TEXT SHOWN:
************
Figure 4 shows the selectivities of etch for InN over GaN, AlN, InGaN and InAlN in CH4/H2/Ar plasmas as a function of dc bias (top) and ICP power (bottom). As the dc bias increased, the selectivity for InN over AlN increased. The bond strength of InN is much less than that of AlN, (7.7 eV and 11.5 eV respectively),17 which indicates that the ions were able to break the bonds in the InN material more efficiently as their energy increased, but did not have sufficient energy to efficiently break the bonds in AlN. The selectivity of InN over GaN also rose initially with increasing dc bias, for the same reason. Above -55V however the ions had enough energy to efficiently remove GaN (bond strength of 8.9 eV) as well, lowering the selectivity of etch. The selectivities of InN over InGaN and InAlN were less than 3 under all conditions. Both InN/GaN and InN/AlN showed a maxima in the plot at 1000 W ICP power (Fig. 9 bottom). The dc bias decreased with increasing ICP power. As the plasma density increased, the etch rates of AlN and GaN increased, while the accompanying decrease in ion energy leads to the etch rate of InN remaining approximately constant.
************
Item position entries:
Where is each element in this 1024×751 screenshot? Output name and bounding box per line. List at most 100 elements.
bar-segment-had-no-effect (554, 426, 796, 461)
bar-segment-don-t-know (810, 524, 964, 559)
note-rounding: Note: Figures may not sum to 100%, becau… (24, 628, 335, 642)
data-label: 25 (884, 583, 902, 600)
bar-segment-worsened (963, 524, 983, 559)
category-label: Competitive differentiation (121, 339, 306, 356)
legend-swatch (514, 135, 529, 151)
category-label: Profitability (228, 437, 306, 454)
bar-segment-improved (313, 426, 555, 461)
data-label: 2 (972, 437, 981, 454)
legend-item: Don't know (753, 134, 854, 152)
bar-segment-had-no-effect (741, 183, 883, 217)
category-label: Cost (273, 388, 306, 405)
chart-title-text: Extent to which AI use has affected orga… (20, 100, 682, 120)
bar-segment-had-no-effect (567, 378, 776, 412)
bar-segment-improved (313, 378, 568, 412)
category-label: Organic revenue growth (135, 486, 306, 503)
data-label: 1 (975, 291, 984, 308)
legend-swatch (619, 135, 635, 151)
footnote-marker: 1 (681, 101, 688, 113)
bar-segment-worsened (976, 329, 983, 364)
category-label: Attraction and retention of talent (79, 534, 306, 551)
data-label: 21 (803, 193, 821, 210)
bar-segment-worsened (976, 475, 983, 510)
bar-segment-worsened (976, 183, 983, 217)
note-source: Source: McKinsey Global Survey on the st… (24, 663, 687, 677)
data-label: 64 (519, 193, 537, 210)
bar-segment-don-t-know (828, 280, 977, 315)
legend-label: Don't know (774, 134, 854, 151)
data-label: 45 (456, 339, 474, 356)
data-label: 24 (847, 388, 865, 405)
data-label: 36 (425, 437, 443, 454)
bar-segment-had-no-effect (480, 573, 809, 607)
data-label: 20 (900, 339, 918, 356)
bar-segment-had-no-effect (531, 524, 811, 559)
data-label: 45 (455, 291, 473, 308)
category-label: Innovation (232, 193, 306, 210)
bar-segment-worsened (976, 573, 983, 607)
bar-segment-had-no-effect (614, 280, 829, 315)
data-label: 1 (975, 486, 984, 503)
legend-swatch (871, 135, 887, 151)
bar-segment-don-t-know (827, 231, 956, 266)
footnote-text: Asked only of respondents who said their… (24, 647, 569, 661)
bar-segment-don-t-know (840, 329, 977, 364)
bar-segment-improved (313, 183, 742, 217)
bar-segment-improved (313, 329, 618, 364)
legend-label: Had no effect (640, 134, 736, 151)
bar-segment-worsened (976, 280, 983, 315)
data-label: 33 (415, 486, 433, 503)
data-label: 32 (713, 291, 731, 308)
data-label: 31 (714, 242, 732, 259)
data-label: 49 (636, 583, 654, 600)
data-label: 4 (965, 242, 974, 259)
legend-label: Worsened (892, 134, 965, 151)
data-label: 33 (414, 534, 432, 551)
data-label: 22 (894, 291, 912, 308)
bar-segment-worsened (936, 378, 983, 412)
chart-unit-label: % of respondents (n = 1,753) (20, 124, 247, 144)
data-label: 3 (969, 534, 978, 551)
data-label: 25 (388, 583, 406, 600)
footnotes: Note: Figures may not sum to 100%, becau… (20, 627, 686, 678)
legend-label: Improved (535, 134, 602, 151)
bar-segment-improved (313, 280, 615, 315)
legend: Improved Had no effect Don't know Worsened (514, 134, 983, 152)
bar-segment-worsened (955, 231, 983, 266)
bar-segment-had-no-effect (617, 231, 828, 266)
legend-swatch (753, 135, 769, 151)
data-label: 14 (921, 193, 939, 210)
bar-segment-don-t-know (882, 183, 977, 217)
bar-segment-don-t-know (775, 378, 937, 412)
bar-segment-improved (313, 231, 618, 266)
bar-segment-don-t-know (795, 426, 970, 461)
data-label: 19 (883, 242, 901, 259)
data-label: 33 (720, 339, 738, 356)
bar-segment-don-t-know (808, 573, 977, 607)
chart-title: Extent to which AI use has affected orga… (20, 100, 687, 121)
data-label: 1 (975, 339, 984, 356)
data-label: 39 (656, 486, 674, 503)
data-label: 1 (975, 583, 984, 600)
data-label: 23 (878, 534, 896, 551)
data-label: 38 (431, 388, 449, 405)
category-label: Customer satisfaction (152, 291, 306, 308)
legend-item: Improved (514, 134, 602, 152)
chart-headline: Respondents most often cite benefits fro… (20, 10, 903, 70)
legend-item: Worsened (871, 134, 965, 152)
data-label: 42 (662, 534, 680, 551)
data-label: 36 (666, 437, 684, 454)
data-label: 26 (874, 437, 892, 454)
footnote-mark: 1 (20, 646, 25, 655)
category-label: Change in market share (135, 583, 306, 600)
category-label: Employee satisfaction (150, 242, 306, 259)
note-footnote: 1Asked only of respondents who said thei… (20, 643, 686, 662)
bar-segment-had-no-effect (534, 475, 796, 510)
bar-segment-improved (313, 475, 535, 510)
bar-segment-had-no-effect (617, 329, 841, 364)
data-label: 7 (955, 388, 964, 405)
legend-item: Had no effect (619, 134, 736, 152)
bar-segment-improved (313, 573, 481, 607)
************
PROBLEM SET:
A. In the text on etch selectivity, what bond strength is given for GaN?
B. Based on the text on etch selectivity, say whether each statement agrees with it, and quote the words that decide it. (i) The selectivity for InN over AlN went up as the dc bias increased. (ii) Under some conditions, the selectivity of InN over InGaN was greater than 3. (iii) The dc bias rose as the ICP power increased.
The entries have nothing to do with what is asked here.

ANSWERS TO EACH TASK:
A. 8.9 eV

B.
(i) Yes: "As the dc bias increased, the selectivity for InN over AlN increased."
(ii) No: "The selectivities of InN over InGaN and InAlN were less than 3 under all conditions."
(iii) No: "The dc bias decreased with increasing ICP power."